Aim
Using the records that follow, copy every line containing the word "name".

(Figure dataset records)
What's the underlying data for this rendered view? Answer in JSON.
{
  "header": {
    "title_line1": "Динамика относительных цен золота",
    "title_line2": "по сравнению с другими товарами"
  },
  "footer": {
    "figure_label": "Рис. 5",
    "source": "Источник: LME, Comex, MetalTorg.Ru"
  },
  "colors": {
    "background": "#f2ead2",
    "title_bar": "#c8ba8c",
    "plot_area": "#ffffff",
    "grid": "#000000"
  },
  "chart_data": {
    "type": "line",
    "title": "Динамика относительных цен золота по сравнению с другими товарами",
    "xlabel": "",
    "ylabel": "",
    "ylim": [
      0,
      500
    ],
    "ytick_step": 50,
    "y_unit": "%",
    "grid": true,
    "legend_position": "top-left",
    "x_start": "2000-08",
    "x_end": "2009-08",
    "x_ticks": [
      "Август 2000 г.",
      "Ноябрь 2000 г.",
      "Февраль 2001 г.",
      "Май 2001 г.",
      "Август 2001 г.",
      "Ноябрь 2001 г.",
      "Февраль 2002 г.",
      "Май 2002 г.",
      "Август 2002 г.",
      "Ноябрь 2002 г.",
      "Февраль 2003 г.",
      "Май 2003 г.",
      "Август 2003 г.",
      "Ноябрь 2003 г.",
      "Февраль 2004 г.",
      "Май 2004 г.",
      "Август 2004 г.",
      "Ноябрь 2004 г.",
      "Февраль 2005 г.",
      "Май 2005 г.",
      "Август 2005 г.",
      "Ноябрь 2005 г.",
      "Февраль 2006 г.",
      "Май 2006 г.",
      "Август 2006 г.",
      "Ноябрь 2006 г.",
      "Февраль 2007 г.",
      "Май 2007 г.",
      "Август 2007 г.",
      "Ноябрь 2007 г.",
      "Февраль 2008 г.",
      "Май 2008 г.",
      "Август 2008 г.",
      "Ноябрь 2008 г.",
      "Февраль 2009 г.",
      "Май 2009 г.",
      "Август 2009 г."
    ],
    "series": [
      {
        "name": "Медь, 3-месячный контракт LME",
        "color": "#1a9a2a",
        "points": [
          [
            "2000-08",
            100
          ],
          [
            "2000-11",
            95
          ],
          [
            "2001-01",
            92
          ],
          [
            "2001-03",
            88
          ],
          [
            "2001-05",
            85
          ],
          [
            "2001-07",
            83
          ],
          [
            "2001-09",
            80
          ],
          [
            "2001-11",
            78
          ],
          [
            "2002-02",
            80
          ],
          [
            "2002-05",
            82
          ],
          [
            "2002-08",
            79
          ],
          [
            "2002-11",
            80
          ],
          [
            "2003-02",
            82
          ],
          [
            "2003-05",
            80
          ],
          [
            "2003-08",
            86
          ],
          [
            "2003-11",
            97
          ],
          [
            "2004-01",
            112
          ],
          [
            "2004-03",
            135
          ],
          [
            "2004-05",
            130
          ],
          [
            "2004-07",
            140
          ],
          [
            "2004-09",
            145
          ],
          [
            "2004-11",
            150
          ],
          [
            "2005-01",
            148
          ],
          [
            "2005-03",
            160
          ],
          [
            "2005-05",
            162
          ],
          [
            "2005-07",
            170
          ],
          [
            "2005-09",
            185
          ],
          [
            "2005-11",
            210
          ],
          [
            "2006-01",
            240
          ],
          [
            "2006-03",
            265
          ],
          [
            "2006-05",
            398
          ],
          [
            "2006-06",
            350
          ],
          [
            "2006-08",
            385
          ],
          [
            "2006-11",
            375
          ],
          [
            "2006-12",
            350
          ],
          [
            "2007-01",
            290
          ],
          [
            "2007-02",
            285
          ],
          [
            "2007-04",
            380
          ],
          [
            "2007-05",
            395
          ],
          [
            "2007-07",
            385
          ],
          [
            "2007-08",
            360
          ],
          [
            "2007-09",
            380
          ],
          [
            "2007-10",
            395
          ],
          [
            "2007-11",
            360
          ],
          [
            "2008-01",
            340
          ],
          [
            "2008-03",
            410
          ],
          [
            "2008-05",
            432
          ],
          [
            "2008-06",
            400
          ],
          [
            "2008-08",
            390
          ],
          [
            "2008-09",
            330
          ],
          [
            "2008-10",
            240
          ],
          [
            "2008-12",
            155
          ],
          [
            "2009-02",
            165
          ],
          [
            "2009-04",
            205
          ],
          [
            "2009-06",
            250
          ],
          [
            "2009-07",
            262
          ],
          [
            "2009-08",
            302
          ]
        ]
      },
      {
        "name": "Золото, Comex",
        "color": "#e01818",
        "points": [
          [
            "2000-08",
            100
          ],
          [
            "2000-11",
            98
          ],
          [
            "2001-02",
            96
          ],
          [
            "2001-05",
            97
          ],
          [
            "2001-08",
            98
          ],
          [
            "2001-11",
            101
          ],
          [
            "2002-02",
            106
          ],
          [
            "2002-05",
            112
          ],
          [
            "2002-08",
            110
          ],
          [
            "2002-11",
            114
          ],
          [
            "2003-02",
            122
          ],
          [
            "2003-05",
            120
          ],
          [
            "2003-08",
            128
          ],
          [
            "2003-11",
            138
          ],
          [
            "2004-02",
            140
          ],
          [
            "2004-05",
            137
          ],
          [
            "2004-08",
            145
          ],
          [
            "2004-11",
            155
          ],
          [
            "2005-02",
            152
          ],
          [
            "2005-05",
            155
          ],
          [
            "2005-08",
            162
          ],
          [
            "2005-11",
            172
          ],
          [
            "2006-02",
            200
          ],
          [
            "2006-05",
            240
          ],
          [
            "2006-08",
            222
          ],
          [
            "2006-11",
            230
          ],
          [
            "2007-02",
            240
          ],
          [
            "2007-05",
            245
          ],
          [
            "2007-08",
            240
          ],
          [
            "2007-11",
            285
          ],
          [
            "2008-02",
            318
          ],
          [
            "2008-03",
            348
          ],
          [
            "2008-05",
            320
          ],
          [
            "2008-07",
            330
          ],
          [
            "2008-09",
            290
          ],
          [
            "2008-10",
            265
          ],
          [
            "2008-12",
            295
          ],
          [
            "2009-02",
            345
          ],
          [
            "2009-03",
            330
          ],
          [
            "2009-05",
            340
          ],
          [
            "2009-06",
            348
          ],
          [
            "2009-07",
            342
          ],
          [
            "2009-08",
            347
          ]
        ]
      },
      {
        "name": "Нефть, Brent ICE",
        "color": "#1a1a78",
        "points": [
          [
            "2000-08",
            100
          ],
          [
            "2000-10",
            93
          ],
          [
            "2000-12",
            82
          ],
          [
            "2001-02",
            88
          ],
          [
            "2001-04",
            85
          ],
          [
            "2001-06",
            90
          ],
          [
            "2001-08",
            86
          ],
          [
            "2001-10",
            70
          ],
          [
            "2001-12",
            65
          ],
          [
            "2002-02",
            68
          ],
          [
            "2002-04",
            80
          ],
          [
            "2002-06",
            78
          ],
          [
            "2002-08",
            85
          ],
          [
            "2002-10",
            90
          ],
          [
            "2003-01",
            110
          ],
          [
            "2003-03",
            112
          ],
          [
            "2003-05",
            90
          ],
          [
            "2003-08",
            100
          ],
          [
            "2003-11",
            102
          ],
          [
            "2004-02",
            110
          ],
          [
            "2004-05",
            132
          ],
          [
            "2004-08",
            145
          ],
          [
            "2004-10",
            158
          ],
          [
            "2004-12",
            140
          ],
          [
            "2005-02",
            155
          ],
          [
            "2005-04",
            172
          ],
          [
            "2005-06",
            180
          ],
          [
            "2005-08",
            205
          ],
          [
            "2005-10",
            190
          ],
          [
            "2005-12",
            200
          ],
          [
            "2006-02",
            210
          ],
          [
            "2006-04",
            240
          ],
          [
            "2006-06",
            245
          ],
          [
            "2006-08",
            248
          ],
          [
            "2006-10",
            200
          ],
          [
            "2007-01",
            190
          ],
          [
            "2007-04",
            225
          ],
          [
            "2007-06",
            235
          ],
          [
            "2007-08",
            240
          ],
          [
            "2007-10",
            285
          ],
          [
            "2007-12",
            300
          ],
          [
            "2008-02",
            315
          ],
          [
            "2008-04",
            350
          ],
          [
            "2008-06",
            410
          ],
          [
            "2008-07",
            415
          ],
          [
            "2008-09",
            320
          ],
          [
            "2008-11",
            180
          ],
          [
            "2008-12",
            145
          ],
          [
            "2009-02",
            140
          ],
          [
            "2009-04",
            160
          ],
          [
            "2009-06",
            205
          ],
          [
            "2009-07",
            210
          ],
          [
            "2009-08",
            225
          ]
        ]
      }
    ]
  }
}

Completed task
        "name": "Медь, 3-месячный контракт LME",
        "name": "Золото, Comex",
        "name": "Нефть, Brent ICE",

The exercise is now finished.